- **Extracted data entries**
○ ○ ○

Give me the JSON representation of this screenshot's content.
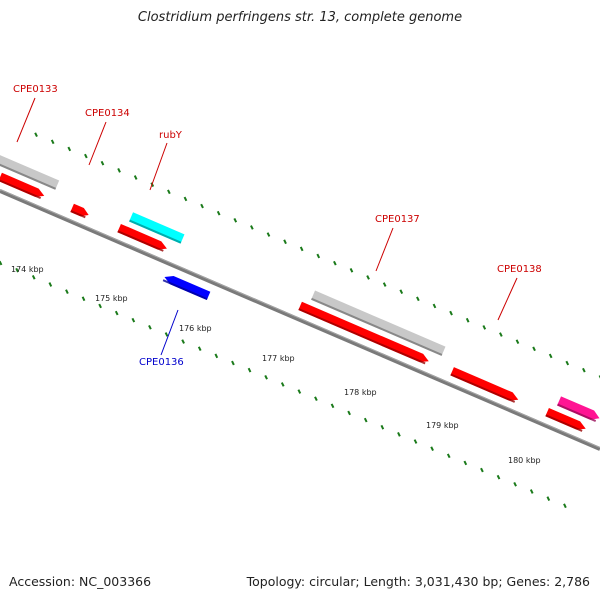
{
  "title": "Clostridium perfringens str. 13, complete genome",
  "footer": {
    "accession": "Accession: NC_003366",
    "summary": "Topology: circular; Length: 3,031,430 bp; Genes: 2,786"
  },
  "colors": {
    "backbone": "#7a7a7a",
    "tick": "#1a7a1a",
    "cds": "#ff0000",
    "gene_bar": "#c8c8c8",
    "rna": "#00ffff",
    "reverse_cds": "#0000ff",
    "other": "#ff1493",
    "label_forward": "#cc0000",
    "label_reverse": "#0000cc"
  },
  "genes": [
    {
      "id": "CPE0133",
      "label": "CPE0133",
      "strand": "forward"
    },
    {
      "id": "CPE0134",
      "label": "CPE0134",
      "strand": "forward"
    },
    {
      "id": "rubY",
      "label": "rubY",
      "strand": "forward"
    },
    {
      "id": "CPE0136",
      "label": "CPE0136",
      "strand": "reverse"
    },
    {
      "id": "CPE0137",
      "label": "CPE0137",
      "strand": "forward"
    },
    {
      "id": "CPE0138",
      "label": "CPE0138",
      "strand": "forward"
    }
  ],
  "ticks": [
    {
      "label": "174 kbp"
    },
    {
      "label": "175 kbp"
    },
    {
      "label": "176 kbp"
    },
    {
      "label": "177 kbp"
    },
    {
      "label": "178 kbp"
    },
    {
      "label": "179 kbp"
    },
    {
      "label": "180 kbp"
    }
  ]
}
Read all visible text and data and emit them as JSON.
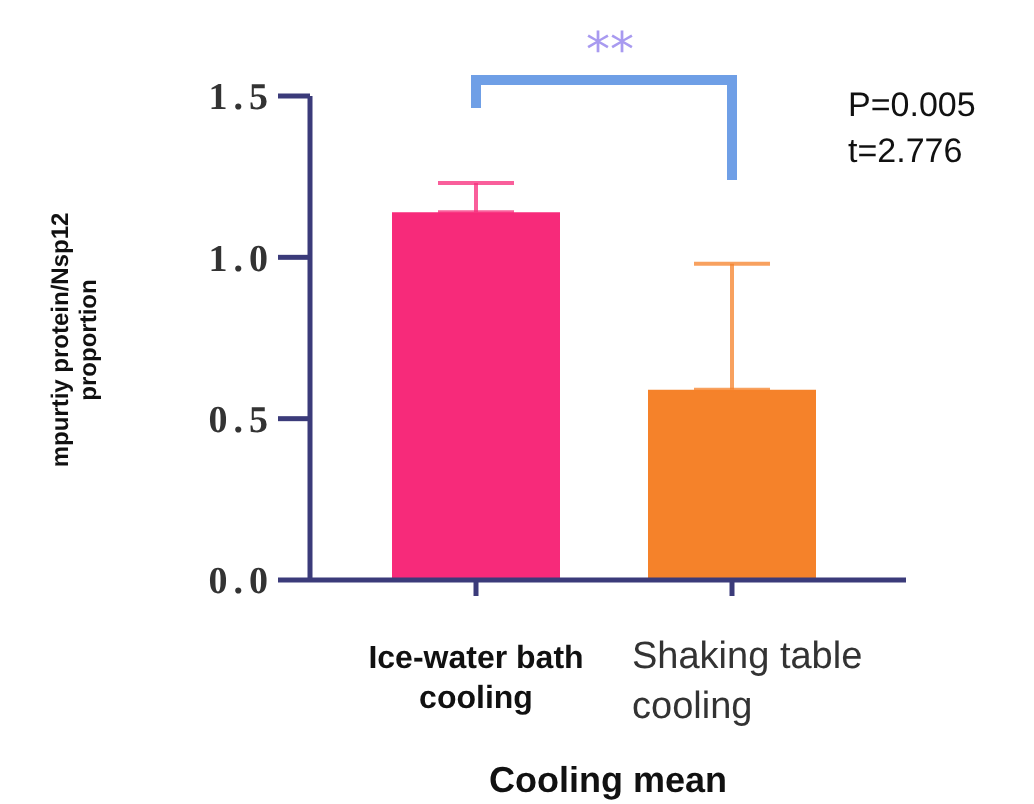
{
  "chart_data": {
    "type": "bar",
    "xlabel": "Cooling mean",
    "ylabel": "mpurtiy protein/Nsp12\nproportion",
    "categories": [
      "Ice-water bath\ncooling",
      "Shaking table\ncooling"
    ],
    "values": [
      1.14,
      0.59
    ],
    "colors": [
      "#f72a7a",
      "#f5822a"
    ],
    "errors": [
      [
        1.14,
        1.23
      ],
      [
        0.59,
        0.98
      ]
    ],
    "ylim": [
      0,
      1.5
    ],
    "yticks": [
      {
        "value": 0,
        "label": "0.0"
      },
      {
        "value": 0.5,
        "label": "0.5"
      },
      {
        "value": 1,
        "label": "1.0"
      },
      {
        "value": 1.5,
        "label": "1.5"
      }
    ],
    "grid": false,
    "legend": false,
    "annotations": [
      "**",
      "P=0.005",
      "t=2.776"
    ]
  }
}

○ ○ ○

- **What you should do**
Print each of the records above exactly as written, leaving no picture in the copy.

- **Answer to this exercise**
Give me the JSON representation of this screenshot's content.
{
  "title": "Clostridium perfringens str. 13, complete genome",
  "footer": {
    "accession": "Accession: NC_003366",
    "summary": "Topology: circular; Length: 3,031,430 bp; Genes: 2,786"
  },
  "colors": {
    "backbone": "#7a7a7a",
    "tick": "#1a7a1a",
    "cds": "#ff0000",
    "gene_bar": "#c8c8c8",
    "rna": "#00ffff",
    "reverse_cds": "#0000ff",
    "other": "#ff1493",
    "label_forward": "#cc0000",
    "label_reverse": "#0000cc"
  },
  "genes": [
    {
      "id": "CPE0133",
      "label": "CPE0133",
      "strand": "forward"
    },
    {
      "id": "CPE0134",
      "label": "CPE0134",
      "strand": "forward"
    },
    {
      "id": "rubY",
      "label": "rubY",
      "strand": "forward"
    },
    {
      "id": "CPE0136",
      "label": "CPE0136",
      "strand": "reverse"
    },
    {
      "id": "CPE0137",
      "label": "CPE0137",
      "strand": "forward"
    },
    {
      "id": "CPE0138",
      "label": "CPE0138",
      "strand": "forward"
    }
  ],
  "ticks": [
    {
      "label": "174 kbp"
    },
    {
      "label": "175 kbp"
    },
    {
      "label": "176 kbp"
    },
    {
      "label": "177 kbp"
    },
    {
      "label": "178 kbp"
    },
    {
      "label": "179 kbp"
    },
    {
      "label": "180 kbp"
    }
  ]
}
Read all visible text and data and emit them as JSON.
{
  "chart_data": {
    "type": "bar",
    "xlabel": "Cooling mean",
    "ylabel": "mpurtiy protein/Nsp12\nproportion",
    "categories": [
      "Ice-water bath\ncooling",
      "Shaking table\ncooling"
    ],
    "values": [
      1.14,
      0.59
    ],
    "colors": [
      "#f72a7a",
      "#f5822a"
    ],
    "errors": [
      [
        1.14,
        1.23
      ],
      [
        0.59,
        0.98
      ]
    ],
    "ylim": [
      0,
      1.5
    ],
    "yticks": [
      {
        "value": 0,
        "label": "0.0"
      },
      {
        "value": 0.5,
        "label": "0.5"
      },
      {
        "value": 1,
        "label": "1.0"
      },
      {
        "value": 1.5,
        "label": "1.5"
      }
    ],
    "grid": false,
    "legend": false,
    "annotations": [
      "**",
      "P=0.005",
      "t=2.776"
    ]
  }
}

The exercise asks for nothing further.